Exercise details — Present the following data again exactly as it is shown.

Some records:

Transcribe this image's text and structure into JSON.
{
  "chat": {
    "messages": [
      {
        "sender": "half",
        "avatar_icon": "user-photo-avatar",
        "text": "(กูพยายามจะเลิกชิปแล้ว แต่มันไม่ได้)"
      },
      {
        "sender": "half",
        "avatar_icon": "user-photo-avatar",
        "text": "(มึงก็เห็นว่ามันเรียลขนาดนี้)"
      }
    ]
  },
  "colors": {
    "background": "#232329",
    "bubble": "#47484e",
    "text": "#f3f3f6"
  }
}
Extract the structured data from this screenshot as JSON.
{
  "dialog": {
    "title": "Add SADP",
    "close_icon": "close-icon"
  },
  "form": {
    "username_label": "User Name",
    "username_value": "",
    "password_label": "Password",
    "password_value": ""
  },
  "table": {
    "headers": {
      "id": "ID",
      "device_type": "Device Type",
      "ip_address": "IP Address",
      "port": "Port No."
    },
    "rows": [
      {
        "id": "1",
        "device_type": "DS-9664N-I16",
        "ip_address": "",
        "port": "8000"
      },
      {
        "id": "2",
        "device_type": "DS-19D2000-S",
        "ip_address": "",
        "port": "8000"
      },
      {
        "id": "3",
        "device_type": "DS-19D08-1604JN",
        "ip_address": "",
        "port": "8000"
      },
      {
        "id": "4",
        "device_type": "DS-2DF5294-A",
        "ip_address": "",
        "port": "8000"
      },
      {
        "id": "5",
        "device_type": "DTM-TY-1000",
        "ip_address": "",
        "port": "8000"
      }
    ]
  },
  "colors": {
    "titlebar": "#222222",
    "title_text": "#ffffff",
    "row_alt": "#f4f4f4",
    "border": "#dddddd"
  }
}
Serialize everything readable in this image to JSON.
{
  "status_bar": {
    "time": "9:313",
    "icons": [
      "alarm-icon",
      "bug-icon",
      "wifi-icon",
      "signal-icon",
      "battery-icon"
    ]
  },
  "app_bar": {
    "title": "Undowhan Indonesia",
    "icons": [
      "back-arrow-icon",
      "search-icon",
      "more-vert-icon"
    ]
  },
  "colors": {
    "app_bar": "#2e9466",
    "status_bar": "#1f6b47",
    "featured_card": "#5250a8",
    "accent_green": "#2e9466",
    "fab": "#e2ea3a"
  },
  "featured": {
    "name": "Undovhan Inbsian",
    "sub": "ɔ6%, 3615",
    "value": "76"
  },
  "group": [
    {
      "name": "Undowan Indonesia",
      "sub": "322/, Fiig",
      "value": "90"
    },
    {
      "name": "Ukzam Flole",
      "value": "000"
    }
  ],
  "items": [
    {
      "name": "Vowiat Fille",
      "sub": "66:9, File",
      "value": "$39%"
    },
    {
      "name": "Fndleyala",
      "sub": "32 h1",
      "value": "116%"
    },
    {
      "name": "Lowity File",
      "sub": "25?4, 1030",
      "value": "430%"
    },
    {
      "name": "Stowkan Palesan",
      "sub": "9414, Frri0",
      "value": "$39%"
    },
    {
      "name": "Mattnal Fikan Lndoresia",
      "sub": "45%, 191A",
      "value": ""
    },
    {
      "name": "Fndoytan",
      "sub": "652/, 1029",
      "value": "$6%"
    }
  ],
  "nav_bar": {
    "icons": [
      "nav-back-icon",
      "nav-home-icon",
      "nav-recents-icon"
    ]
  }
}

Worked solution —
Transcribe this image's text and structure into JSON.
{
  "chat": {
    "messages": [
      {
        "sender": "half",
        "avatar_icon": "user-photo-avatar",
        "text": "(กูพยายามจะเลิกชิปแล้ว แต่มันไม่ได้)"
      },
      {
        "sender": "half",
        "avatar_icon": "user-photo-avatar",
        "text": "(มึงก็เห็นว่ามันเรียลขนาดนี้)"
      }
    ]
  },
  "colors": {
    "background": "#232329",
    "bubble": "#47484e",
    "text": "#f3f3f6"
  }
}
Extract the structured data from this screenshot as JSON.
{
  "dialog": {
    "title": "Add SADP",
    "close_icon": "close-icon"
  },
  "form": {
    "username_label": "User Name",
    "username_value": "",
    "password_label": "Password",
    "password_value": ""
  },
  "table": {
    "headers": {
      "id": "ID",
      "device_type": "Device Type",
      "ip_address": "IP Address",
      "port": "Port No."
    },
    "rows": [
      {
        "id": "1",
        "device_type": "DS-9664N-I16",
        "ip_address": "",
        "port": "8000"
      },
      {
        "id": "2",
        "device_type": "DS-19D2000-S",
        "ip_address": "",
        "port": "8000"
      },
      {
        "id": "3",
        "device_type": "DS-19D08-1604JN",
        "ip_address": "",
        "port": "8000"
      },
      {
        "id": "4",
        "device_type": "DS-2DF5294-A",
        "ip_address": "",
        "port": "8000"
      },
      {
        "id": "5",
        "device_type": "DTM-TY-1000",
        "ip_address": "",
        "port": "8000"
      }
    ]
  },
  "colors": {
    "titlebar": "#222222",
    "title_text": "#ffffff",
    "row_alt": "#f4f4f4",
    "border": "#dddddd"
  }
}
Serialize everything readable in this image to JSON.
{
  "status_bar": {
    "time": "9:313",
    "icons": [
      "alarm-icon",
      "bug-icon",
      "wifi-icon",
      "signal-icon",
      "battery-icon"
    ]
  },
  "app_bar": {
    "title": "Undowhan Indonesia",
    "icons": [
      "back-arrow-icon",
      "search-icon",
      "more-vert-icon"
    ]
  },
  "colors": {
    "app_bar": "#2e9466",
    "status_bar": "#1f6b47",
    "featured_card": "#5250a8",
    "accent_green": "#2e9466",
    "fab": "#e2ea3a"
  },
  "featured": {
    "name": "Undovhan Inbsian",
    "sub": "ɔ6%, 3615",
    "value": "76"
  },
  "group": [
    {
      "name": "Undowan Indonesia",
      "sub": "322/, Fiig",
      "value": "90"
    },
    {
      "name": "Ukzam Flole",
      "value": "000"
    }
  ],
  "items": [
    {
      "name": "Vowiat Fille",
      "sub": "66:9, File",
      "value": "$39%"
    },
    {
      "name": "Fndleyala",
      "sub": "32 h1",
      "value": "116%"
    },
    {
      "name": "Lowity File",
      "sub": "25?4, 1030",
      "value": "430%"
    },
    {
      "name": "Stowkan Palesan",
      "sub": "9414, Frri0",
      "value": "$39%"
    },
    {
      "name": "Mattnal Fikan Lndoresia",
      "sub": "45%, 191A",
      "value": ""
    },
    {
      "name": "Fndoytan",
      "sub": "652/, 1029",
      "value": "$6%"
    }
  ],
  "nav_bar": {
    "icons": [
      "nav-back-icon",
      "nav-home-icon",
      "nav-recents-icon"
    ]
  }
}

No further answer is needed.